> **What is asked**: Swap "screenshot" for "image" in everything from the start of the data down through the line containing "List each element", with all else unchanged, and return only those lines. Leave the pictures out of your answer.

Spatial annotation records:
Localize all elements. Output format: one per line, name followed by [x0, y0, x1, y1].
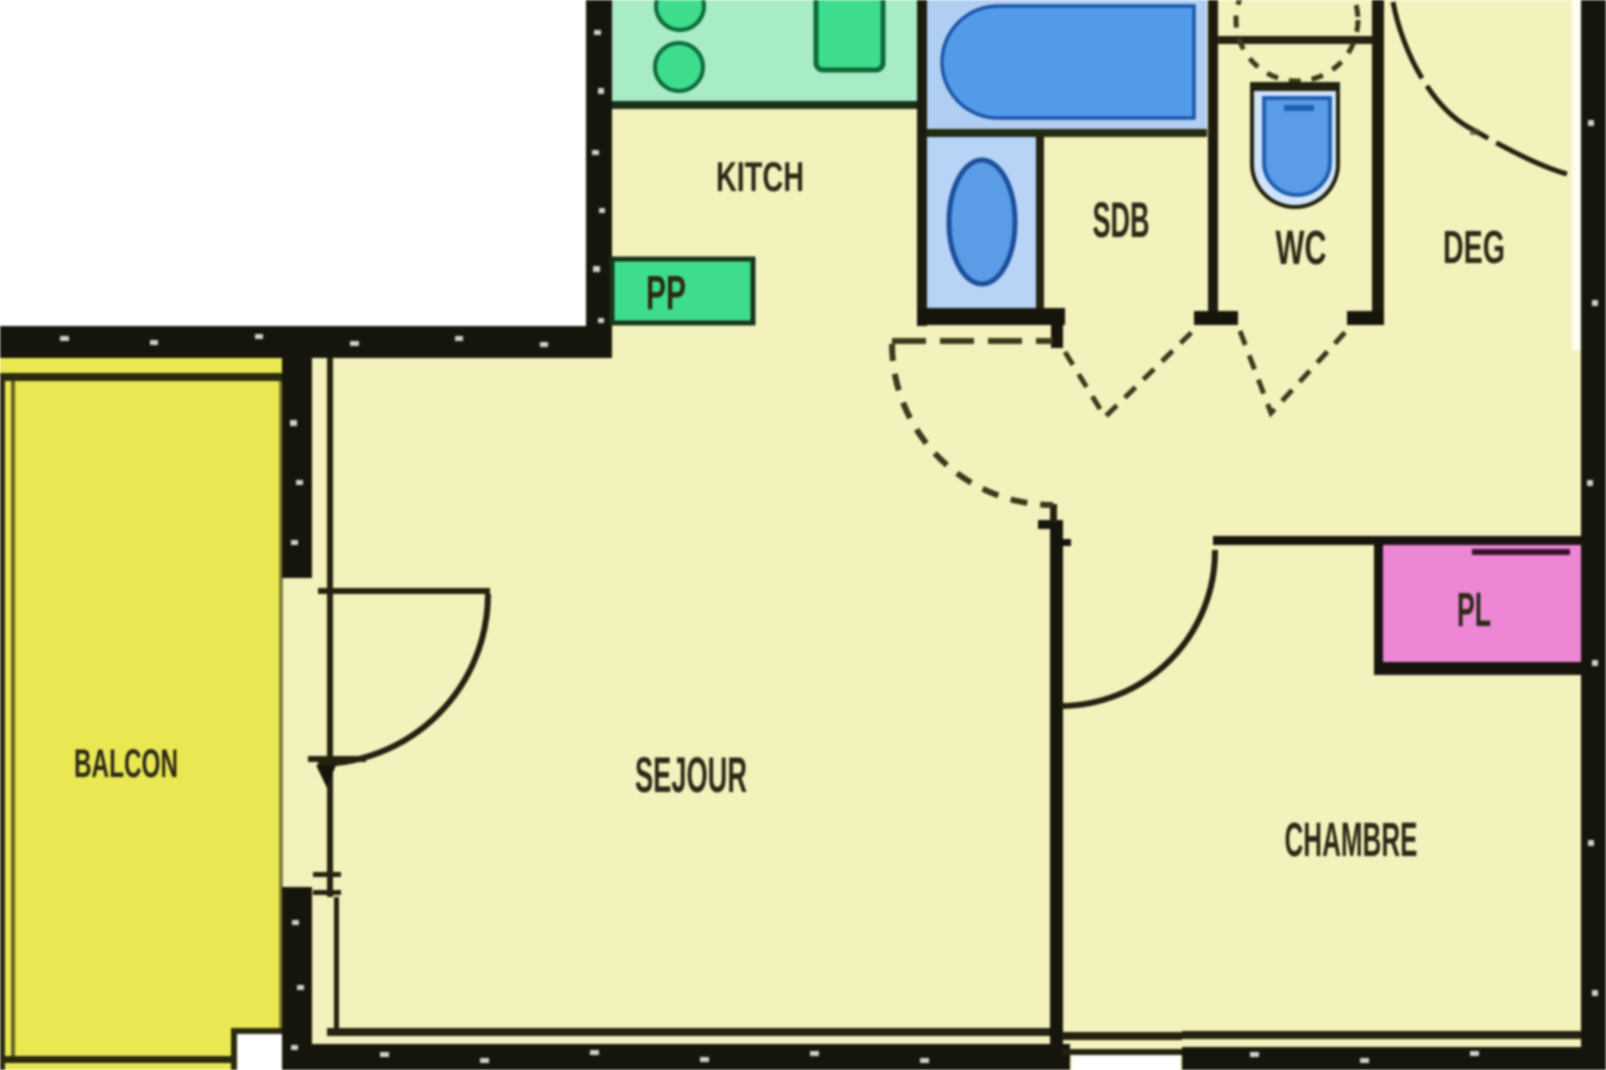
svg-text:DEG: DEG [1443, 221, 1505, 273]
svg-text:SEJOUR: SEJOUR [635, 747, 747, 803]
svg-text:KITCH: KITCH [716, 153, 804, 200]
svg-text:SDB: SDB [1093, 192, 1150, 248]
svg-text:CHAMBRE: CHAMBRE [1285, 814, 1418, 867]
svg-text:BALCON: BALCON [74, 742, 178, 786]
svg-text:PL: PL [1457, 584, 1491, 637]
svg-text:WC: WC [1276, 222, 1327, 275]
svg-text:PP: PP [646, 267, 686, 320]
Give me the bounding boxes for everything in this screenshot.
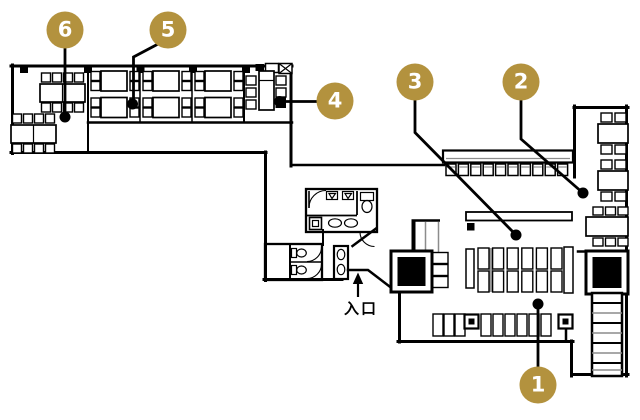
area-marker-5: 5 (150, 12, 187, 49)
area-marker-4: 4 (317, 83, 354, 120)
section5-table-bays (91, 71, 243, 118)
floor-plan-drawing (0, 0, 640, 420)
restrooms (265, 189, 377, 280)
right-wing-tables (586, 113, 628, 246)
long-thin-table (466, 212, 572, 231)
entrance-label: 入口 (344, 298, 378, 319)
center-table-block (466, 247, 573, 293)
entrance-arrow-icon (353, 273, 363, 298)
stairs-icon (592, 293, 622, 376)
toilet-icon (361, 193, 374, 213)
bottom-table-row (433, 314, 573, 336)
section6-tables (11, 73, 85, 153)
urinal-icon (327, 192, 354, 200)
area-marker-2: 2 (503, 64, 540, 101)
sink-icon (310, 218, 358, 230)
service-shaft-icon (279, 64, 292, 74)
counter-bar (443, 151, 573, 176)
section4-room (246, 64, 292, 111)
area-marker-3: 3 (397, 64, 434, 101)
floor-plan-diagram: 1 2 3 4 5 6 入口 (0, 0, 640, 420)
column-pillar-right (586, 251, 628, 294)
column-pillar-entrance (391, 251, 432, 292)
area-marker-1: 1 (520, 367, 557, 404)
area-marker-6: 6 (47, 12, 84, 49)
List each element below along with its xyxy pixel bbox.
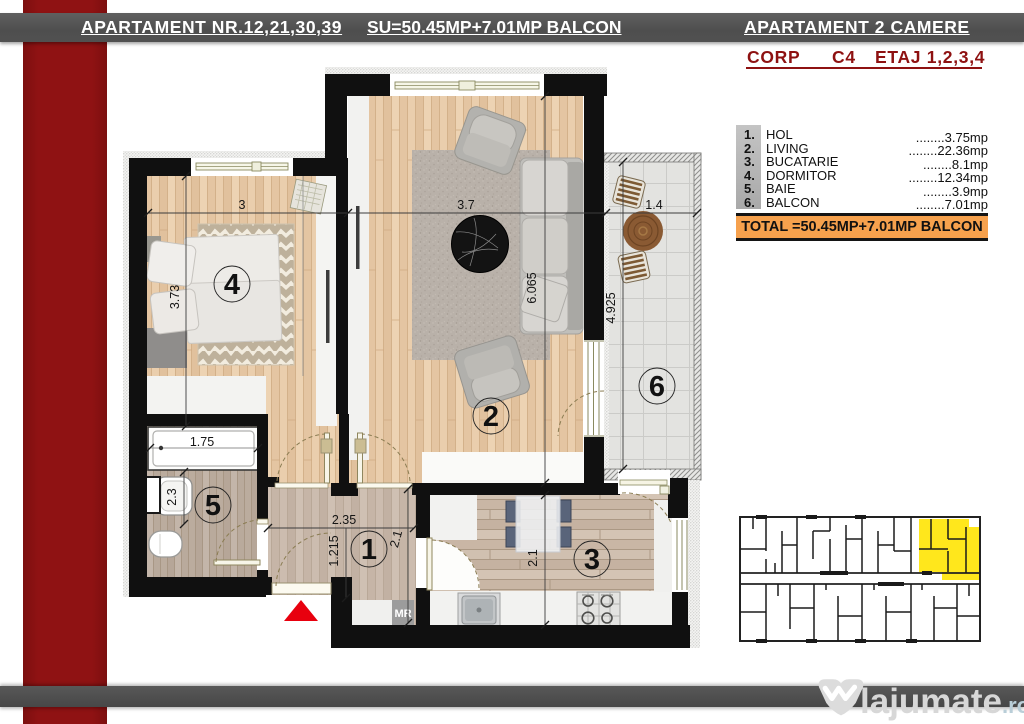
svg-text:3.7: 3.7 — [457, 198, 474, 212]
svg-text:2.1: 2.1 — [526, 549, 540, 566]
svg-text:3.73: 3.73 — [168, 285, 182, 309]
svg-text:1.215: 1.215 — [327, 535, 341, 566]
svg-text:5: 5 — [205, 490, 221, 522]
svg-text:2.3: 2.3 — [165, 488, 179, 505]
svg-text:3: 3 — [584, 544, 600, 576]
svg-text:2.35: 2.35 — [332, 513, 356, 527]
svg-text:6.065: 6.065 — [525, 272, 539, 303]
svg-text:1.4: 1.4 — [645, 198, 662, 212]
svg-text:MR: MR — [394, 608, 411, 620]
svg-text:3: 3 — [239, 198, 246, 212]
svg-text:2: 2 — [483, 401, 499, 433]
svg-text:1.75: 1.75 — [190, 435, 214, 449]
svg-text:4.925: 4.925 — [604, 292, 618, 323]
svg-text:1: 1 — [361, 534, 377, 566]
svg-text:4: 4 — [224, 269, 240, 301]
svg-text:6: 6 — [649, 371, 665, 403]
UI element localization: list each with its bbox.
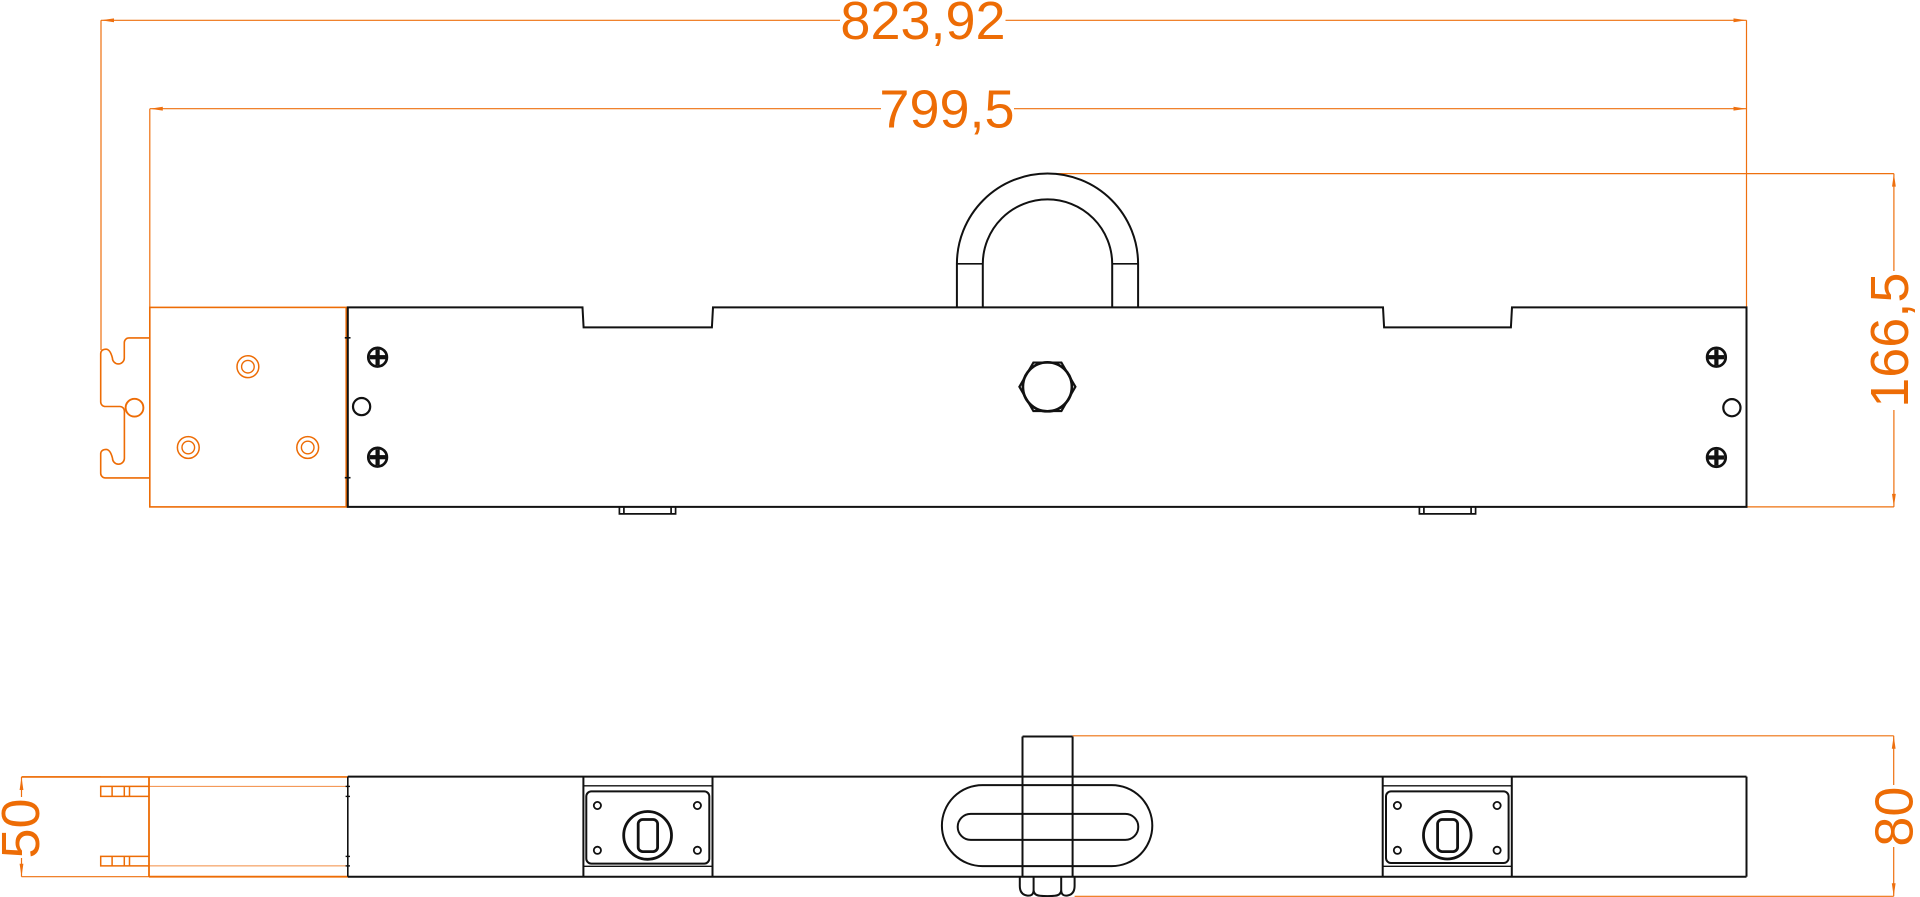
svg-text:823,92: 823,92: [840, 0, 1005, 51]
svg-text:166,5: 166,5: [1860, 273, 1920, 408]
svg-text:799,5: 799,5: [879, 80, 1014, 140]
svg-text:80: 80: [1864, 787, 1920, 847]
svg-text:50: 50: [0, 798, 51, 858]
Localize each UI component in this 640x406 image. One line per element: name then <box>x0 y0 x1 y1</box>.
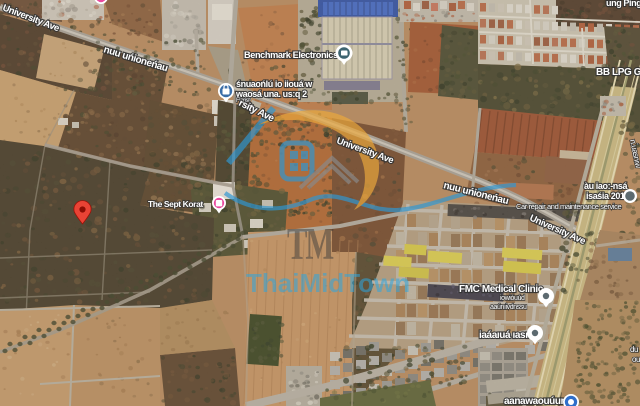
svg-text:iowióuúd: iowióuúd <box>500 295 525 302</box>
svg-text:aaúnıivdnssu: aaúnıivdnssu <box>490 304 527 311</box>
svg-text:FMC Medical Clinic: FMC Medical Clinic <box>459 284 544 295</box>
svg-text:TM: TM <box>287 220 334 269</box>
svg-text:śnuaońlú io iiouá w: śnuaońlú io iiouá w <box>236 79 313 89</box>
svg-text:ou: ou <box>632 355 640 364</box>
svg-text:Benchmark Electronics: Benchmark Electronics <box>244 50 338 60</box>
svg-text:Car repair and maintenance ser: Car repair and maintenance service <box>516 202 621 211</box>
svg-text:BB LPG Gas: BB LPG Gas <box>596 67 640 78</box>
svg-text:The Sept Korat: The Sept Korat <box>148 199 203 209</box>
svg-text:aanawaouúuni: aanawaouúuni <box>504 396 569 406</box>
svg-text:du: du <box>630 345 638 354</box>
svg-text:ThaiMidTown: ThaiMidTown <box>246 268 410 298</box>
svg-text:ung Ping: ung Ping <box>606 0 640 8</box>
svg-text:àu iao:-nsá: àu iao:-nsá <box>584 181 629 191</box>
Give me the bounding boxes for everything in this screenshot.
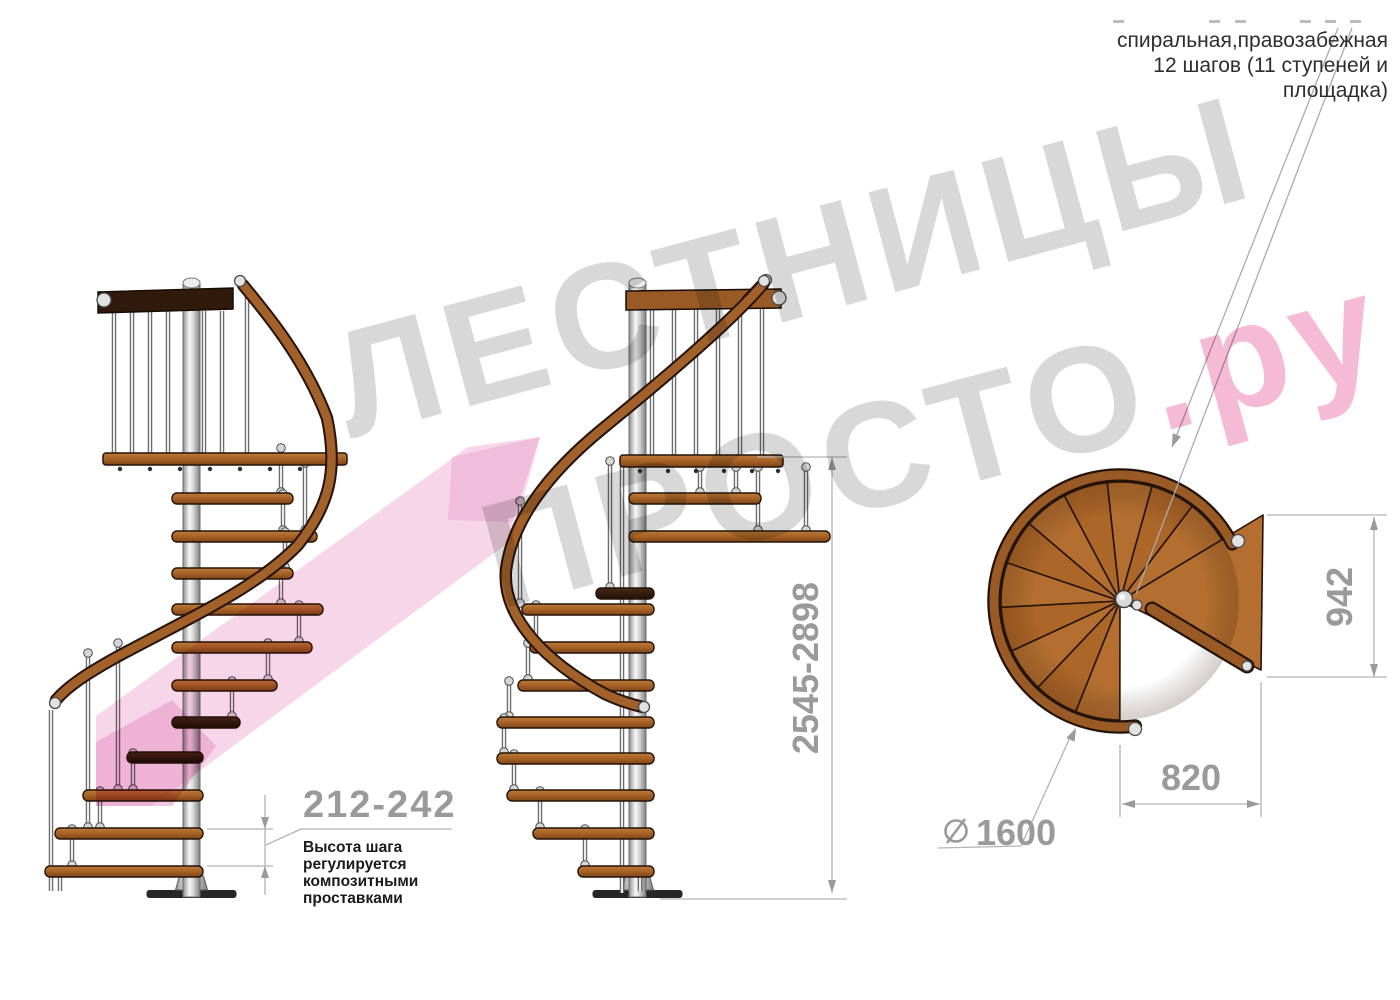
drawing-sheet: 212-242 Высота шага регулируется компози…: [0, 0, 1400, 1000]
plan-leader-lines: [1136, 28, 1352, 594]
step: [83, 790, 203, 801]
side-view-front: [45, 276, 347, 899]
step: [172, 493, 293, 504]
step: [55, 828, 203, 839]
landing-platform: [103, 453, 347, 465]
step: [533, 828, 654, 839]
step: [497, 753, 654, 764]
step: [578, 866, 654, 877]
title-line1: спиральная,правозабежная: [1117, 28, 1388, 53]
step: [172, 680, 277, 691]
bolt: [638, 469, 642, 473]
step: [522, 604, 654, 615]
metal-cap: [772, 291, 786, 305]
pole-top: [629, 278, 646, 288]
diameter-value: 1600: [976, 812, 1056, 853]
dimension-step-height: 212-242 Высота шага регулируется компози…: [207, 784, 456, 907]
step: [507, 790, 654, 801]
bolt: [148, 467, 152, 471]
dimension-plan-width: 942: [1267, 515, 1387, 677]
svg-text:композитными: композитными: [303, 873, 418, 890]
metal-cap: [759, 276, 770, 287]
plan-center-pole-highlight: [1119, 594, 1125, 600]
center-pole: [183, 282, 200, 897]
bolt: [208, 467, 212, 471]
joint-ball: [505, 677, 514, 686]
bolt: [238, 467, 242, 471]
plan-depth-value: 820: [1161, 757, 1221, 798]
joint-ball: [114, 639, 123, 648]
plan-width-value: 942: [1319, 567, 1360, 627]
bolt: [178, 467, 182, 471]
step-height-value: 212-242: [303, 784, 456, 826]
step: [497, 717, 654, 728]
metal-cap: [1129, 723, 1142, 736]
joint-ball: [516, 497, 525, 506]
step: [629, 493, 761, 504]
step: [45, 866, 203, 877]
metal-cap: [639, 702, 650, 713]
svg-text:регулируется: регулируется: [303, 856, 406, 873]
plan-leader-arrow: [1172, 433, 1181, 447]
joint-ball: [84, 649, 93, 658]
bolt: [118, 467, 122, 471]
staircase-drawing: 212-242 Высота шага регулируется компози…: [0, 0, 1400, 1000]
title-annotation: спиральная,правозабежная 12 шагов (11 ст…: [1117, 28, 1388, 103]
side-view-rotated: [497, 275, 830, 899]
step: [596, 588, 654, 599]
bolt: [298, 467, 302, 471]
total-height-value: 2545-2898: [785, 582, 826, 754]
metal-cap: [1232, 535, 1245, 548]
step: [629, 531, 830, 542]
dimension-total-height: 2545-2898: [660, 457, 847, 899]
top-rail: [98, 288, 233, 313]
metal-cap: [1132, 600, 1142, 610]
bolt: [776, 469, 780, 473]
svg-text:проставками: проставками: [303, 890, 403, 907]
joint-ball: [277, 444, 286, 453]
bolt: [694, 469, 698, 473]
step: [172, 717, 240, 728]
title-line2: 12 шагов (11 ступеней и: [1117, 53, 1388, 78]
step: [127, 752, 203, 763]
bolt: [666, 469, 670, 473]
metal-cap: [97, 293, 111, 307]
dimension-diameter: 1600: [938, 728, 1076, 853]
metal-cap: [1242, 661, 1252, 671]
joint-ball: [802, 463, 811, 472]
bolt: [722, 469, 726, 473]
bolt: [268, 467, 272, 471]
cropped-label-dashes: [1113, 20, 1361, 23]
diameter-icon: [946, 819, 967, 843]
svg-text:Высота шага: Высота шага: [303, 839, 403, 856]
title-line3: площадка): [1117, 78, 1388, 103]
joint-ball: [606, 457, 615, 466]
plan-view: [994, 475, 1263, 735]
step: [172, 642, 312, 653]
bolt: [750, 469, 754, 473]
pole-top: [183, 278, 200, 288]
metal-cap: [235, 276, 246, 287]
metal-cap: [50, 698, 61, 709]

> **Output below**:
Localize all elements. Output format: one per line, name followed by [x0, y0, x1, y1].
svg-text:DEG: DEG [1443, 221, 1505, 273]
svg-text:SEJOUR: SEJOUR [635, 747, 747, 803]
svg-text:KITCH: KITCH [716, 153, 804, 200]
svg-text:SDB: SDB [1093, 192, 1150, 248]
svg-text:CHAMBRE: CHAMBRE [1285, 814, 1418, 867]
svg-text:BALCON: BALCON [74, 742, 178, 786]
svg-text:PL: PL [1457, 584, 1491, 637]
svg-text:WC: WC [1276, 222, 1327, 275]
svg-text:PP: PP [646, 267, 686, 320]
Give me the bounding boxes for everything in this image.
area-marker-5: 5 (150, 12, 187, 49)
area-marker-4: 4 (317, 83, 354, 120)
section5-table-bays (91, 71, 243, 118)
floor-plan-drawing (0, 0, 640, 420)
restrooms (265, 189, 377, 280)
right-wing-tables (586, 113, 628, 246)
long-thin-table (466, 212, 572, 231)
entrance-label: 入口 (344, 298, 378, 319)
center-table-block (466, 247, 573, 293)
entrance-arrow-icon (353, 273, 363, 298)
stairs-icon (592, 293, 622, 376)
toilet-icon (361, 193, 374, 213)
bottom-table-row (433, 314, 573, 336)
section6-tables (11, 73, 85, 153)
urinal-icon (327, 192, 354, 200)
area-marker-2: 2 (503, 64, 540, 101)
sink-icon (310, 218, 358, 230)
service-shaft-icon (279, 64, 292, 74)
counter-bar (443, 151, 573, 176)
section4-room (246, 64, 292, 111)
area-marker-3: 3 (397, 64, 434, 101)
floor-plan-diagram: 1 2 3 4 5 6 入口 (0, 0, 640, 420)
column-pillar-right (586, 251, 628, 294)
column-pillar-entrance (391, 251, 432, 292)
area-marker-1: 1 (520, 367, 557, 404)
area-marker-6: 6 (47, 12, 84, 49)
List each element below along with its xyxy pixel bbox.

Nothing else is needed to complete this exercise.